* _WHAT IS REQUIRED_
Select all lines in the records that include "page".

* _DATASET_
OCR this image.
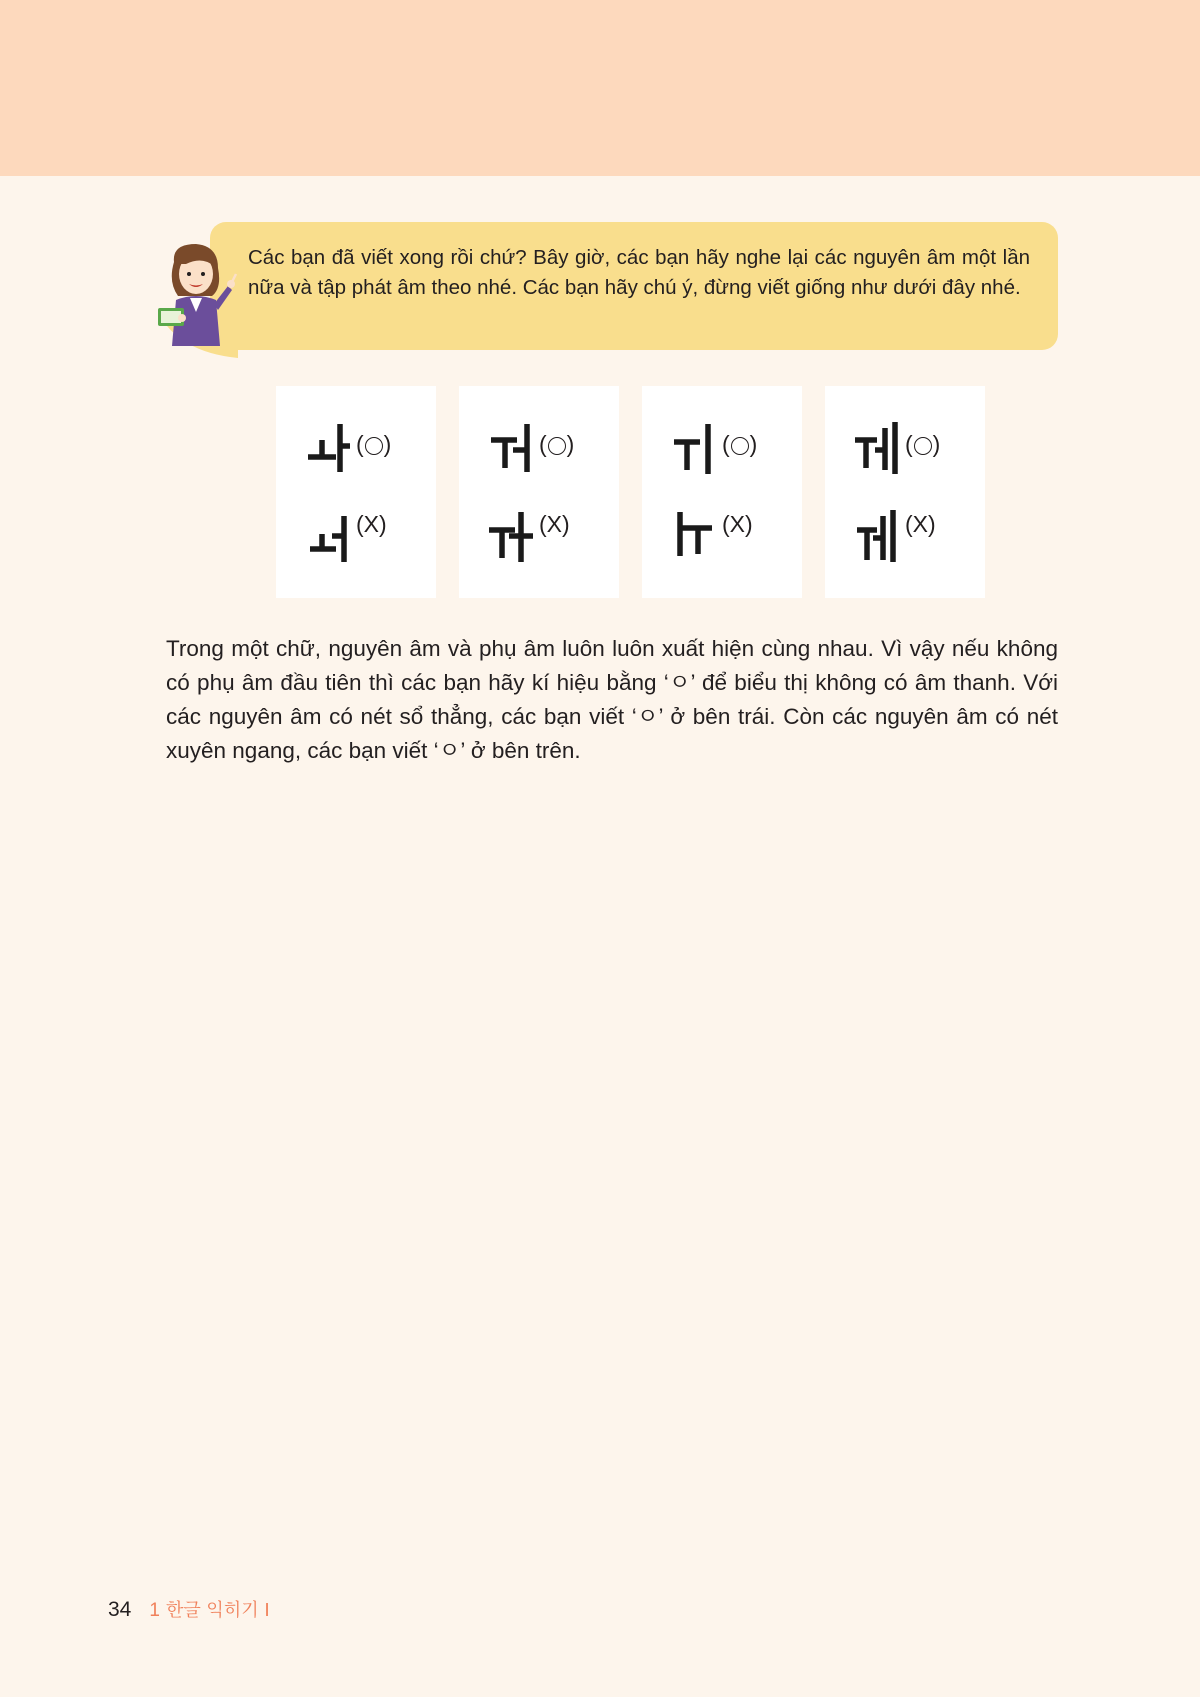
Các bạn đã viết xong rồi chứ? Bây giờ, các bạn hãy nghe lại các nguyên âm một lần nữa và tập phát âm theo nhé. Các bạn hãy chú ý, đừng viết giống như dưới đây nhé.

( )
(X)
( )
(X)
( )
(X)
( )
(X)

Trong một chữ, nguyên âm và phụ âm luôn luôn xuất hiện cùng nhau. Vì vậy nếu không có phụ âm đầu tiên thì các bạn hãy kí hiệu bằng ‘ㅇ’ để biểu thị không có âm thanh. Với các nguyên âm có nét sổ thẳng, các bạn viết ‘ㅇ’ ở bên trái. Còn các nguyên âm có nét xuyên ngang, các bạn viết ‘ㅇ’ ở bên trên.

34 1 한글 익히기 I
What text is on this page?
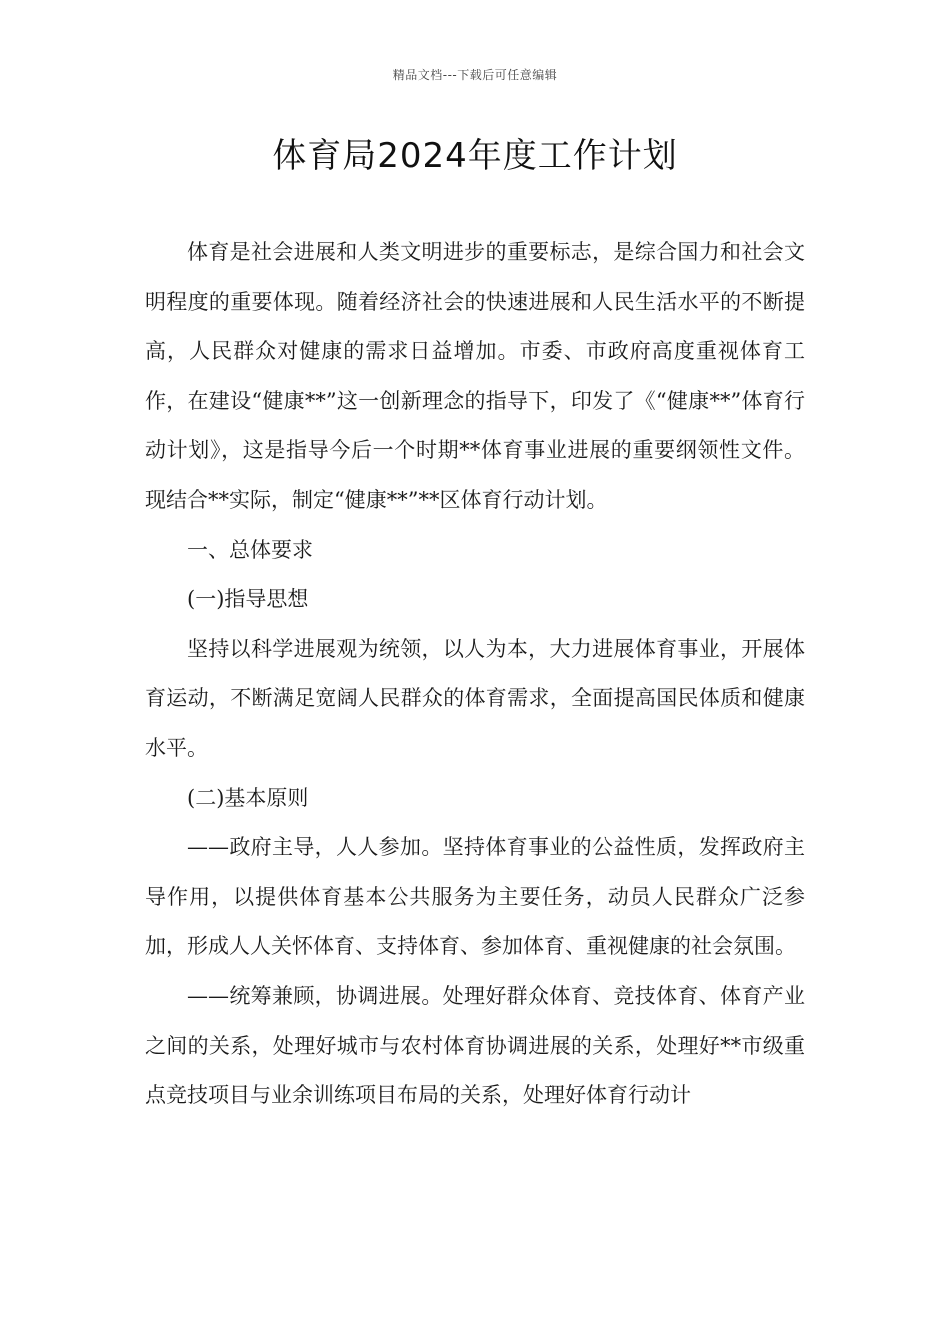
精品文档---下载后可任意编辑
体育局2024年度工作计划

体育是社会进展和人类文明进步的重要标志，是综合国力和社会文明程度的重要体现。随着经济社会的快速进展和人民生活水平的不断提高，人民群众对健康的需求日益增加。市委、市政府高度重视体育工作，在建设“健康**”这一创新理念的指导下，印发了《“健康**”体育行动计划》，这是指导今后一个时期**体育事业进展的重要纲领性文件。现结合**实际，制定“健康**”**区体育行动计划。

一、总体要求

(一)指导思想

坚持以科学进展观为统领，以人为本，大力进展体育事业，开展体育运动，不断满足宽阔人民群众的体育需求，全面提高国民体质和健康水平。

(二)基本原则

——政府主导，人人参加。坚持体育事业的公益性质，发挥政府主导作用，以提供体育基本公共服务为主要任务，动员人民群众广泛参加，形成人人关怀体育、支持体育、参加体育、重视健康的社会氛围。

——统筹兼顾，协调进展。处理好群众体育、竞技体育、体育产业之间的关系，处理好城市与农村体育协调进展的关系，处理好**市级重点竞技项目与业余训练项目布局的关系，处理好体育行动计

---

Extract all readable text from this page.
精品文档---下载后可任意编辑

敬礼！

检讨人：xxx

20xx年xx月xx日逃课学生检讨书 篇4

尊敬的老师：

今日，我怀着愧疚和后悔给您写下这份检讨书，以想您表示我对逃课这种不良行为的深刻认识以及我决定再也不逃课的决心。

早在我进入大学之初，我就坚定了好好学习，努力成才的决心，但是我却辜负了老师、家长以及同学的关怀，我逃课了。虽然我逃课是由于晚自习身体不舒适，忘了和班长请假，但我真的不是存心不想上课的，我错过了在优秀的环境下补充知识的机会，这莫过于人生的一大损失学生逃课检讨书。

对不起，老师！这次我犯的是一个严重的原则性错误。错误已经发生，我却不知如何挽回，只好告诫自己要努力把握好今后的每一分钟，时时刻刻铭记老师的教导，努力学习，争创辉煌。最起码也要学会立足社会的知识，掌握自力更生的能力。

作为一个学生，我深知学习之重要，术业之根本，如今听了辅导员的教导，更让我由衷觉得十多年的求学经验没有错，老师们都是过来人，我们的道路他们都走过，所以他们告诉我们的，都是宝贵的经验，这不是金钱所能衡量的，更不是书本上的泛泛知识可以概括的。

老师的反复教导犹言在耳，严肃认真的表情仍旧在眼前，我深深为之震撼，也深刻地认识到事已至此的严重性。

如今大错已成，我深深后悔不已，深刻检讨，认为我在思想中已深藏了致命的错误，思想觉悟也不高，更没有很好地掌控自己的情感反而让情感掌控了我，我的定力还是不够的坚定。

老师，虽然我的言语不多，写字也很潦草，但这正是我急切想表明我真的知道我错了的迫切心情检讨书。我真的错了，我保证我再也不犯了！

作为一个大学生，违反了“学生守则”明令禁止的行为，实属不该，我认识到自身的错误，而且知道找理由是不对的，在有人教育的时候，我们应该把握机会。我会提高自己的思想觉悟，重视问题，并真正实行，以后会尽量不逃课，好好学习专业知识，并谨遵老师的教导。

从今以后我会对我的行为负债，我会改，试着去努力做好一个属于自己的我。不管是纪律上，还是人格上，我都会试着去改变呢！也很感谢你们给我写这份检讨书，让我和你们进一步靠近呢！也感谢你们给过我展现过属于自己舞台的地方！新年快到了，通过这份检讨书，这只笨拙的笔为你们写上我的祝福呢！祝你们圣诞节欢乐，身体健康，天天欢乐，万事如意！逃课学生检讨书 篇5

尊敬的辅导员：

* _THE ANSWER_
What text is on this page?
Extract all readable text from this page.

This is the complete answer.